■ Exercise requirements ■
Scan the data that follows and count the lines with the string "Classifier"; answer with the count alone.

■ Records for this exercise ■
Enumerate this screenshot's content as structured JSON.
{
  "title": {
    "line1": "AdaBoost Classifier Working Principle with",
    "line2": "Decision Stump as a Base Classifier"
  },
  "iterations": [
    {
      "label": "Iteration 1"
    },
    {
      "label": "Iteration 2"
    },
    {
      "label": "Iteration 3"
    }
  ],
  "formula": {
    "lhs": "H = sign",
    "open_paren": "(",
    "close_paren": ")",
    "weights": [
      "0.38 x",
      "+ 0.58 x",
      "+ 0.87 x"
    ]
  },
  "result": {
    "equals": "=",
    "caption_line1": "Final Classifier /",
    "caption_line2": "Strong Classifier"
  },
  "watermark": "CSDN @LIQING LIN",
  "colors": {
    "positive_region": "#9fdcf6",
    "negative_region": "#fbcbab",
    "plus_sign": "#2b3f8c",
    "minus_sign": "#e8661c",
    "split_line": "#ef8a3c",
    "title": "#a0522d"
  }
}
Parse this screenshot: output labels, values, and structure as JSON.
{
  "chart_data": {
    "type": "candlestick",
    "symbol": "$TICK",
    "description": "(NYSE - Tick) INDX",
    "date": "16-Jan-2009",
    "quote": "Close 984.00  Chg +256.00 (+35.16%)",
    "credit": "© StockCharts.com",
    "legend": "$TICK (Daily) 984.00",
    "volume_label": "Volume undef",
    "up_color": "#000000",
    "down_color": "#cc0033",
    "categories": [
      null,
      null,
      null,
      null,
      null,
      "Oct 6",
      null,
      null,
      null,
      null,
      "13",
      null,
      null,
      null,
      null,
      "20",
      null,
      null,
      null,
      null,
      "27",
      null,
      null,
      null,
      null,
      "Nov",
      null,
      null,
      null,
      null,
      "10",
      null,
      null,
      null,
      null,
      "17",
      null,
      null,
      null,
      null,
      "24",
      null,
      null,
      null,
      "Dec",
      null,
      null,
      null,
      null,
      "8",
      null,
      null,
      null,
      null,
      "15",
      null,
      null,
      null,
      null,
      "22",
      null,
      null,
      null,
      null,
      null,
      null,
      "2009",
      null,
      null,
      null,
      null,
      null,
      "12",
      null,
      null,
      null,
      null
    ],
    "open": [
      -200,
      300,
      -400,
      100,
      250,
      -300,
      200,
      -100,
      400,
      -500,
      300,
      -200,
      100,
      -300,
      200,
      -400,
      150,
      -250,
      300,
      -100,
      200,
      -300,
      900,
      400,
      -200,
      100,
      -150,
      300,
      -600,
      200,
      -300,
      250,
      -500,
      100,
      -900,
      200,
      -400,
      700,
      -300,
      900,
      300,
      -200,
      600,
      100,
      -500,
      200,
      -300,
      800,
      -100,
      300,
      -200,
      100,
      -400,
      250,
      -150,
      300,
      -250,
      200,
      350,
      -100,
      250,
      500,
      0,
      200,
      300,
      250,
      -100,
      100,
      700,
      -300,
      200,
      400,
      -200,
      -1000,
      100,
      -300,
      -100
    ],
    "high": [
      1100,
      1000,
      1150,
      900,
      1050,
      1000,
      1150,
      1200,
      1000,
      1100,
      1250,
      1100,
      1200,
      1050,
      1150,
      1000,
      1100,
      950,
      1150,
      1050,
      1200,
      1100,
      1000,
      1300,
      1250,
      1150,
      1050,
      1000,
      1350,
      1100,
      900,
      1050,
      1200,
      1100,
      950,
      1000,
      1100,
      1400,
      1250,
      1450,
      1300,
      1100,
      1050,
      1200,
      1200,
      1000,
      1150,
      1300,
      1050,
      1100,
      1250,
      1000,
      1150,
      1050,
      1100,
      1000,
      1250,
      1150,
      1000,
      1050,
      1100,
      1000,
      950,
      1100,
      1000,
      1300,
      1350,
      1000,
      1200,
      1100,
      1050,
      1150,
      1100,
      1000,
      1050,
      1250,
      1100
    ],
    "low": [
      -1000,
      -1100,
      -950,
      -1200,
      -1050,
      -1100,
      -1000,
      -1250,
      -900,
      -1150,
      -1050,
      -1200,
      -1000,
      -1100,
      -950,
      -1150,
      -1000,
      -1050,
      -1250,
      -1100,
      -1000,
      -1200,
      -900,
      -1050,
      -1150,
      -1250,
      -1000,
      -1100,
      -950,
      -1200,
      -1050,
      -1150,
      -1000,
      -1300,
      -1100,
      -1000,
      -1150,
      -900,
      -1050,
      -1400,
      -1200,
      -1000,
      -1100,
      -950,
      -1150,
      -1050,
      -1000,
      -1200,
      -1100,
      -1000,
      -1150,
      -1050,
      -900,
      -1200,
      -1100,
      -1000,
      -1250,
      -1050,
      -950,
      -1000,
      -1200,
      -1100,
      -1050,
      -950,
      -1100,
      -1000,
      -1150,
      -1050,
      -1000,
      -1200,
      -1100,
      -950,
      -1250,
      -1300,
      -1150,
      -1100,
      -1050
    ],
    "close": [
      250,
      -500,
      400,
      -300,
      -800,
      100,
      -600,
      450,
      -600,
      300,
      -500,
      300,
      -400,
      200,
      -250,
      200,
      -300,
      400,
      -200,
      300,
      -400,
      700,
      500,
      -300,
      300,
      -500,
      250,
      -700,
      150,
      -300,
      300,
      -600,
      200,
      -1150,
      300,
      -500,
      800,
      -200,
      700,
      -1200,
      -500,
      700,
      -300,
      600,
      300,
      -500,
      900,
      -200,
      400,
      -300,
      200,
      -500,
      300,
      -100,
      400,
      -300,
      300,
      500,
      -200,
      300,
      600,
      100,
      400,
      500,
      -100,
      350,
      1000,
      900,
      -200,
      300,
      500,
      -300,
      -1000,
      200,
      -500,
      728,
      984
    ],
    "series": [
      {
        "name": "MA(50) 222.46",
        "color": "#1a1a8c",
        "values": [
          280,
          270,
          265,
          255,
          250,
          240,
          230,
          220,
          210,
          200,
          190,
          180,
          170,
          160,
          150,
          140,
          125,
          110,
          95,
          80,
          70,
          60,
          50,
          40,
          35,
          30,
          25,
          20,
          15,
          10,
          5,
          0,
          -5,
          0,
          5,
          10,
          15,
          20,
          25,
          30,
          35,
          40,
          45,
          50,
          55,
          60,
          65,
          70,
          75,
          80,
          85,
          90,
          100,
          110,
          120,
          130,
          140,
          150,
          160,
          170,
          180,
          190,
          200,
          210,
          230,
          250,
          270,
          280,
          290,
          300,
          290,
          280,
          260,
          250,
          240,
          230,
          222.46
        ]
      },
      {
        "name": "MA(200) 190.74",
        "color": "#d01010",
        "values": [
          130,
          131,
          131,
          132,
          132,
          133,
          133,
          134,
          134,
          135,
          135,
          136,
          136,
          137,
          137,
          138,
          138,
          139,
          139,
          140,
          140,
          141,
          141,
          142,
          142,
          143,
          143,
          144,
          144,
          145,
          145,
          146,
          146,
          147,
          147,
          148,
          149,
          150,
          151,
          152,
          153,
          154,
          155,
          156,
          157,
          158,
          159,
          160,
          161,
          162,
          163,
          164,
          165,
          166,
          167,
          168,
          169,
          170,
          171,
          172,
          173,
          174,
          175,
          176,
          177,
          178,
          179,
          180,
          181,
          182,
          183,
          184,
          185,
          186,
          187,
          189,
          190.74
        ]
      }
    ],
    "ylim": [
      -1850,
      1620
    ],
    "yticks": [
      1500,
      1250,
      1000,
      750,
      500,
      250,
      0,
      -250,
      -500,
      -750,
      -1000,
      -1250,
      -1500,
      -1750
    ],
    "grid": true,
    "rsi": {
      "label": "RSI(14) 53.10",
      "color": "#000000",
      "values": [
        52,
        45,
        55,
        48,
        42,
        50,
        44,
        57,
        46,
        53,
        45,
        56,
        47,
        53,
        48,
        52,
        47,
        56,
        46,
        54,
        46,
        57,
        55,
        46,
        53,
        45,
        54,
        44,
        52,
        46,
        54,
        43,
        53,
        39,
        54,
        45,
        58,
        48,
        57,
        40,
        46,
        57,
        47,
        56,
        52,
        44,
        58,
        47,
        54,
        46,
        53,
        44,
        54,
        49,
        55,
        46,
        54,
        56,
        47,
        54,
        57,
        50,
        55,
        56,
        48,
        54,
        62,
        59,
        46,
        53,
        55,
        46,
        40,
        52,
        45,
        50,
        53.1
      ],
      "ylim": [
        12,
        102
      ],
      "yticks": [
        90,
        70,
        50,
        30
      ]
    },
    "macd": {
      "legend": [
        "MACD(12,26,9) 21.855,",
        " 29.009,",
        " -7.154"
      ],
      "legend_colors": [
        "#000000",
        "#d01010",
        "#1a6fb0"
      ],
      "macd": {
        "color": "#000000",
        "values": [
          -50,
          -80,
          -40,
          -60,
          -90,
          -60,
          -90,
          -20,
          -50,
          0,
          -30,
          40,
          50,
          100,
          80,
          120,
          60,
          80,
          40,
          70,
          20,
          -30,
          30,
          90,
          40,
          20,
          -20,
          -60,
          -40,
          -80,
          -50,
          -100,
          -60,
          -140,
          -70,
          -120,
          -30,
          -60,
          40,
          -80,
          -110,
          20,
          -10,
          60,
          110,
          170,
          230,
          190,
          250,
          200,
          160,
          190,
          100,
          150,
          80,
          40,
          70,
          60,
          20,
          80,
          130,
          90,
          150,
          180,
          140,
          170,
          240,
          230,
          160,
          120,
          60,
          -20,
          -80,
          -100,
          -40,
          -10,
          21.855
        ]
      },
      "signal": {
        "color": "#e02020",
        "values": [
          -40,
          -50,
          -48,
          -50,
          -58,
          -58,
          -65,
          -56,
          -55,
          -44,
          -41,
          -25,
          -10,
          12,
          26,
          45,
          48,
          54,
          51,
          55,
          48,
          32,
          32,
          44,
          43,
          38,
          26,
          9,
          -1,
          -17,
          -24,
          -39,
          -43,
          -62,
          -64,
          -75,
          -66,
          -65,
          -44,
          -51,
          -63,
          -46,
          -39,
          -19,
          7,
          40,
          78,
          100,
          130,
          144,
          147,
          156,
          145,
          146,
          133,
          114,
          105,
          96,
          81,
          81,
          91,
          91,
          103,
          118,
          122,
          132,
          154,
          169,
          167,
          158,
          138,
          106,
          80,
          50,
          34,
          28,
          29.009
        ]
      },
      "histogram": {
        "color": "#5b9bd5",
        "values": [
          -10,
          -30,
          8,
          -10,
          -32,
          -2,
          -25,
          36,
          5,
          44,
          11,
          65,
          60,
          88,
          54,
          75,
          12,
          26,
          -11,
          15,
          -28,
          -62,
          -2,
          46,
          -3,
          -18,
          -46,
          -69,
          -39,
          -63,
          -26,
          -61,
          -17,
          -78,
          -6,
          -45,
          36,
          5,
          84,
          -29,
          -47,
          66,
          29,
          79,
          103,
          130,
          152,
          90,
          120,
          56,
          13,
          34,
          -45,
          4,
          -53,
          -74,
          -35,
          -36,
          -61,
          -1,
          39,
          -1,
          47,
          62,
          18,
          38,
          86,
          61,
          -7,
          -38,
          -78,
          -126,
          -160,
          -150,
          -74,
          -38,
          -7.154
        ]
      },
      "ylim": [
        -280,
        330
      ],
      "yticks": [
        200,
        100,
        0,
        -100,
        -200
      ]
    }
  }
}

■ Task output ■
4